→ **GIVEN REQUEST**
Each entry must be given again exactly; images do not belong in the copy.

* start DATA LINES *

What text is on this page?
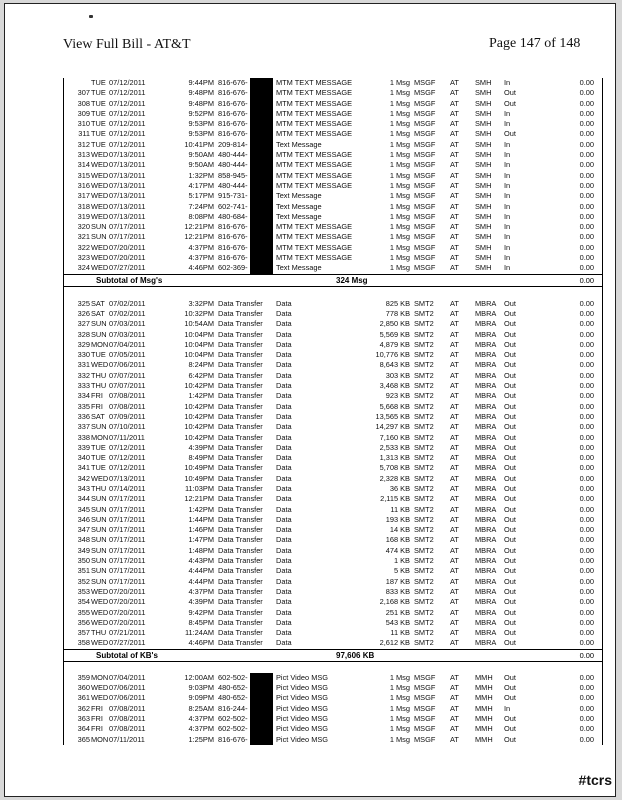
View Full Bill - AT&T	Page 147 of 148
TUE 07/12/2011	9:44PM 816-676-	MTM TEXT MESSAGE	1 Msg MSGF AT SMH In	0.00
307 TUE 07/12/2011	9:48PM 816-676-	MTM TEXT MESSAGE	1 Msg MSGF AT SMH Out	0.00
308 TUE 07/12/2011	9:48PM 816-676-	MTM TEXT MESSAGE	1 Msg MSGF AT SMH Out	0.00
309 TUE 07/12/2011	9:52PM 816-676-	MTM TEXT MESSAGE	1 Msg MSGF AT SMH In	0.00
310 TUE 07/12/2011	9:53PM 816-676-	MTM TEXT MESSAGE	1 Msg MSGF AT SMH In	0.00
311 TUE 07/12/2011	9:53PM 816-676-	MTM TEXT MESSAGE	1 Msg MSGF AT SMH Out	0.00
312 TUE 07/12/2011	10:41PM 209-814-	Text Message	1 Msg MSGF AT SMH In	0.00
313 WED 07/13/2011	9:50AM 480-444-	MTM TEXT MESSAGE	1 Msg MSGF AT SMH In	0.00
314 WED 07/13/2011	9:50AM 480-444-	MTM TEXT MESSAGE	1 Msg MSGF AT SMH In	0.00
315 WED 07/13/2011	1:32PM 858-945-	MTM TEXT MESSAGE	1 Msg MSGF AT SMH In	0.00
316 WED 07/13/2011	4:17PM 480-444-	MTM TEXT MESSAGE	1 Msg MSGF AT SMH In	0.00
317 WED 07/13/2011	5:17PM 915-731-	Text Message	1 Msg MSGF AT SMH In	0.00
318 WED 07/13/2011	7:24PM 602-741-	Text Message	1 Msg MSGF AT SMH In	0.00
319 WED 07/13/2011	8:08PM 480-684-	Text Message	1 Msg MSGF AT SMH In	0.00
320 SUN 07/17/2011	12:21PM 816-676-	MTM TEXT MESSAGE	1 Msg MSGF AT SMH In	0.00
321 SUN 07/17/2011	12:21PM 816-676-	MTM TEXT MESSAGE	1 Msg MSGF AT SMH In	0.00
322 WED 07/20/2011	4:37PM 816-676-	MTM TEXT MESSAGE	1 Msg MSGF AT SMH In	0.00
323 WED 07/20/2011	4:37PM 816-676-	MTM TEXT MESSAGE	1 Msg MSGF AT SMH In	0.00
324 WED 07/27/2011	4:46PM 602-369-	Text Message	1 Msg MSGF AT SMH In	0.00
Subtotal of Msg's	324 Msg	0.00
325 SAT 07/02/2011	3:32PM Data Transfer Data	825 KB SMT2 AT MBRA Out	0.00
326 SAT 07/02/2011	10:32PM Data Transfer Data	778 KB SMT2 AT MBRA Out	0.00
327 SUN 07/03/2011	10:54AM Data Transfer Data	2,850 KB SMT2 AT MBRA Out	0.00
328 SUN 07/03/2011	10:04PM Data Transfer Data	5,569 KB SMT2 AT MBRA Out	0.00
329 MON 07/04/2011	10:04PM Data Transfer Data	4,879 KB SMT2 AT MBRA Out	0.00
330 TUE 07/05/2011	10:04PM Data Transfer Data	10,776 KB SMT2 AT MBRA Out	0.00
331 WED 07/06/2011	8:24PM Data Transfer Data	8,643 KB SMT2 AT MBRA Out	0.00
332 THU 07/07/2011	6:42PM Data Transfer Data	303 KB SMT2 AT MBRA Out	0.00
333 THU 07/07/2011	10:42PM Data Transfer Data	3,468 KB SMT2 AT MBRA Out	0.00
334 FRI 07/08/2011	1:42PM Data Transfer Data	923 KB SMT2 AT MBRA Out	0.00
335 FRI 07/08/2011	10:42PM Data Transfer Data	5,668 KB SMT2 AT MBRA Out	0.00
336 SAT 07/09/2011	10:42PM Data Transfer Data	13,565 KB SMT2 AT MBRA Out	0.00
337 SUN 07/10/2011	10:42PM Data Transfer Data	14,297 KB SMT2 AT MBRA Out	0.00
338 MON 07/11/2011	10:42PM Data Transfer Data	7,160 KB SMT2 AT MBRA Out	0.00
339 TUE 07/12/2011	4:39PM Data Transfer Data	2,533 KB SMT2 AT MBRA Out	0.00
340 TUE 07/12/2011	8:49PM Data Transfer Data	1,313 KB SMT2 AT MBRA Out	0.00
341 TUE 07/12/2011	10:49PM Data Transfer Data	5,708 KB SMT2 AT MBRA Out	0.00
342 WED 07/13/2011	10:49PM Data Transfer Data	2,328 KB SMT2 AT MBRA Out	0.00
343 THU 07/14/2011	11:03PM Data Transfer Data	36 KB SMT2 AT MBRA Out	0.00
344 SUN 07/17/2011	12:21PM Data Transfer Data	2,115 KB SMT2 AT MBRA Out	0.00
345 SUN 07/17/2011	1:42PM Data Transfer Data	11 KB SMT2 AT MBRA Out	0.00
346 SUN 07/17/2011	1:44PM Data Transfer Data	193 KB SMT2 AT MBRA Out	0.00
347 SUN 07/17/2011	1:46PM Data Transfer Data	14 KB SMT2 AT MBRA Out	0.00
348 SUN 07/17/2011	1:47PM Data Transfer Data	168 KB SMT2 AT MBRA Out	0.00
349 SUN 07/17/2011	1:48PM Data Transfer Data	474 KB SMT2 AT MBRA Out	0.00
350 SUN 07/17/2011	4:43PM Data Transfer Data	1 KB SMT2 AT MBRA Out	0.00
351 SUN 07/17/2011	4:44PM Data Transfer Data	5 KB SMT2 AT MBRA Out	0.00
352 SUN 07/17/2011	4:44PM Data Transfer Data	187 KB SMT2 AT MBRA Out	0.00
353 WED 07/20/2011	4:37PM Data Transfer Data	833 KB SMT2 AT MBRA Out	0.00
354 WED 07/20/2011	4:39PM Data Transfer Data	2,168 KB SMT2 AT MBRA Out	0.00
355 WED 07/20/2011	9:42PM Data Transfer Data	251 KB SMT2 AT MBRA Out	0.00
356 WED 07/20/2011	8:45PM Data Transfer Data	543 KB SMT2 AT MBRA Out	0.00
357 THU 07/21/2011	11:24AM Data Transfer Data	11 KB SMT2 AT MBRA Out	0.00
358 WED 07/27/2011	4:46PM Data Transfer Data	2,612 KB SMT2 AT MBRA Out	0.00
Subtotal of KB's	97,606 KB	0.00
359 MON 07/04/2011	12:00AM 602-502-	Pict Video MSG	1 Msg MSGF AT MMH Out	0.00
360 WED 07/06/2011	9:03PM 480-652-	Pict Video MSG	1 Msg MSGF AT MMH Out	0.00
361 WED 07/06/2011	9:09PM 480-652-	Pict Video MSG	1 Msg MSGF AT MMH Out	0.00
362 FRI 07/08/2011	8:25AM 816-244-	Pict Video MSG	1 Msg MSGF AT MMH In	0.00
363 FRI 07/08/2011	4:37PM 602-502-	Pict Video MSG	1 Msg MSGF AT MMH Out	0.00
364 FRI 07/08/2011	4:37PM 602-502-	Pict Video MSG	1 Msg MSGF AT MMH Out	0.00
365 MON 07/11/2011	1:25PM 816-676-	Pict Video MSG	1 Msg MSGF AT MMH Out	0.00
#tcrs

* end DATA LINES *

→ **TASK ANSWER**
What text is on this page?
View Full Bill - AT&T	Page 147 of 148
TUE 07/12/2011	9:44PM 816-676-	MTM TEXT MESSAGE	1 Msg MSGF AT SMH In	0.00
307 TUE 07/12/2011	9:48PM 816-676-	MTM TEXT MESSAGE	1 Msg MSGF AT SMH Out	0.00
308 TUE 07/12/2011	9:48PM 816-676-	MTM TEXT MESSAGE	1 Msg MSGF AT SMH Out	0.00
309 TUE 07/12/2011	9:52PM 816-676-	MTM TEXT MESSAGE	1 Msg MSGF AT SMH In	0.00
310 TUE 07/12/2011	9:53PM 816-676-	MTM TEXT MESSAGE	1 Msg MSGF AT SMH In	0.00
311 TUE 07/12/2011	9:53PM 816-676-	MTM TEXT MESSAGE	1 Msg MSGF AT SMH Out	0.00
312 TUE 07/12/2011	10:41PM 209-814-	Text Message	1 Msg MSGF AT SMH In	0.00
313 WED 07/13/2011	9:50AM 480-444-	MTM TEXT MESSAGE	1 Msg MSGF AT SMH In	0.00
314 WED 07/13/2011	9:50AM 480-444-	MTM TEXT MESSAGE	1 Msg MSGF AT SMH In	0.00
315 WED 07/13/2011	1:32PM 858-945-	MTM TEXT MESSAGE	1 Msg MSGF AT SMH In	0.00
316 WED 07/13/2011	4:17PM 480-444-	MTM TEXT MESSAGE	1 Msg MSGF AT SMH In	0.00
317 WED 07/13/2011	5:17PM 915-731-	Text Message	1 Msg MSGF AT SMH In	0.00
318 WED 07/13/2011	7:24PM 602-741-	Text Message	1 Msg MSGF AT SMH In	0.00
319 WED 07/13/2011	8:08PM 480-684-	Text Message	1 Msg MSGF AT SMH In	0.00
320 SUN 07/17/2011	12:21PM 816-676-	MTM TEXT MESSAGE	1 Msg MSGF AT SMH In	0.00
321 SUN 07/17/2011	12:21PM 816-676-	MTM TEXT MESSAGE	1 Msg MSGF AT SMH In	0.00
322 WED 07/20/2011	4:37PM 816-676-	MTM TEXT MESSAGE	1 Msg MSGF AT SMH In	0.00
323 WED 07/20/2011	4:37PM 816-676-	MTM TEXT MESSAGE	1 Msg MSGF AT SMH In	0.00
324 WED 07/27/2011	4:46PM 602-369-	Text Message	1 Msg MSGF AT SMH In	0.00
Subtotal of Msg's	324 Msg	0.00
325 SAT 07/02/2011	3:32PM Data Transfer Data	825 KB SMT2 AT MBRA Out	0.00
326 SAT 07/02/2011	10:32PM Data Transfer Data	778 KB SMT2 AT MBRA Out	0.00
327 SUN 07/03/2011	10:54AM Data Transfer Data	2,850 KB SMT2 AT MBRA Out	0.00
328 SUN 07/03/2011	10:04PM Data Transfer Data	5,569 KB SMT2 AT MBRA Out	0.00
329 MON 07/04/2011	10:04PM Data Transfer Data	4,879 KB SMT2 AT MBRA Out	0.00
330 TUE 07/05/2011	10:04PM Data Transfer Data	10,776 KB SMT2 AT MBRA Out	0.00
331 WED 07/06/2011	8:24PM Data Transfer Data	8,643 KB SMT2 AT MBRA Out	0.00
332 THU 07/07/2011	6:42PM Data Transfer Data	303 KB SMT2 AT MBRA Out	0.00
333 THU 07/07/2011	10:42PM Data Transfer Data	3,468 KB SMT2 AT MBRA Out	0.00
334 FRI 07/08/2011	1:42PM Data Transfer Data	923 KB SMT2 AT MBRA Out	0.00
335 FRI 07/08/2011	10:42PM Data Transfer Data	5,668 KB SMT2 AT MBRA Out	0.00
336 SAT 07/09/2011	10:42PM Data Transfer Data	13,565 KB SMT2 AT MBRA Out	0.00
337 SUN 07/10/2011	10:42PM Data Transfer Data	14,297 KB SMT2 AT MBRA Out	0.00
338 MON 07/11/2011	10:42PM Data Transfer Data	7,160 KB SMT2 AT MBRA Out	0.00
339 TUE 07/12/2011	4:39PM Data Transfer Data	2,533 KB SMT2 AT MBRA Out	0.00
340 TUE 07/12/2011	8:49PM Data Transfer Data	1,313 KB SMT2 AT MBRA Out	0.00
341 TUE 07/12/2011	10:49PM Data Transfer Data	5,708 KB SMT2 AT MBRA Out	0.00
342 WED 07/13/2011	10:49PM Data Transfer Data	2,328 KB SMT2 AT MBRA Out	0.00
343 THU 07/14/2011	11:03PM Data Transfer Data	36 KB SMT2 AT MBRA Out	0.00
344 SUN 07/17/2011	12:21PM Data Transfer Data	2,115 KB SMT2 AT MBRA Out	0.00
345 SUN 07/17/2011	1:42PM Data Transfer Data	11 KB SMT2 AT MBRA Out	0.00
346 SUN 07/17/2011	1:44PM Data Transfer Data	193 KB SMT2 AT MBRA Out	0.00
347 SUN 07/17/2011	1:46PM Data Transfer Data	14 KB SMT2 AT MBRA Out	0.00
348 SUN 07/17/2011	1:47PM Data Transfer Data	168 KB SMT2 AT MBRA Out	0.00
349 SUN 07/17/2011	1:48PM Data Transfer Data	474 KB SMT2 AT MBRA Out	0.00
350 SUN 07/17/2011	4:43PM Data Transfer Data	1 KB SMT2 AT MBRA Out	0.00
351 SUN 07/17/2011	4:44PM Data Transfer Data	5 KB SMT2 AT MBRA Out	0.00
352 SUN 07/17/2011	4:44PM Data Transfer Data	187 KB SMT2 AT MBRA Out	0.00
353 WED 07/20/2011	4:37PM Data Transfer Data	833 KB SMT2 AT MBRA Out	0.00
354 WED 07/20/2011	4:39PM Data Transfer Data	2,168 KB SMT2 AT MBRA Out	0.00
355 WED 07/20/2011	9:42PM Data Transfer Data	251 KB SMT2 AT MBRA Out	0.00
356 WED 07/20/2011	8:45PM Data Transfer Data	543 KB SMT2 AT MBRA Out	0.00
357 THU 07/21/2011	11:24AM Data Transfer Data	11 KB SMT2 AT MBRA Out	0.00
358 WED 07/27/2011	4:46PM Data Transfer Data	2,612 KB SMT2 AT MBRA Out	0.00
Subtotal of KB's	97,606 KB	0.00
359 MON 07/04/2011	12:00AM 602-502-	Pict Video MSG	1 Msg MSGF AT MMH Out	0.00
360 WED 07/06/2011	9:03PM 480-652-	Pict Video MSG	1 Msg MSGF AT MMH Out	0.00
361 WED 07/06/2011	9:09PM 480-652-	Pict Video MSG	1 Msg MSGF AT MMH Out	0.00
362 FRI 07/08/2011	8:25AM 816-244-	Pict Video MSG	1 Msg MSGF AT MMH In	0.00
363 FRI 07/08/2011	4:37PM 602-502-	Pict Video MSG	1 Msg MSGF AT MMH Out	0.00
364 FRI 07/08/2011	4:37PM 602-502-	Pict Video MSG	1 Msg MSGF AT MMH Out	0.00
365 MON 07/11/2011	1:25PM 816-676-	Pict Video MSG	1 Msg MSGF AT MMH Out	0.00
#tcrs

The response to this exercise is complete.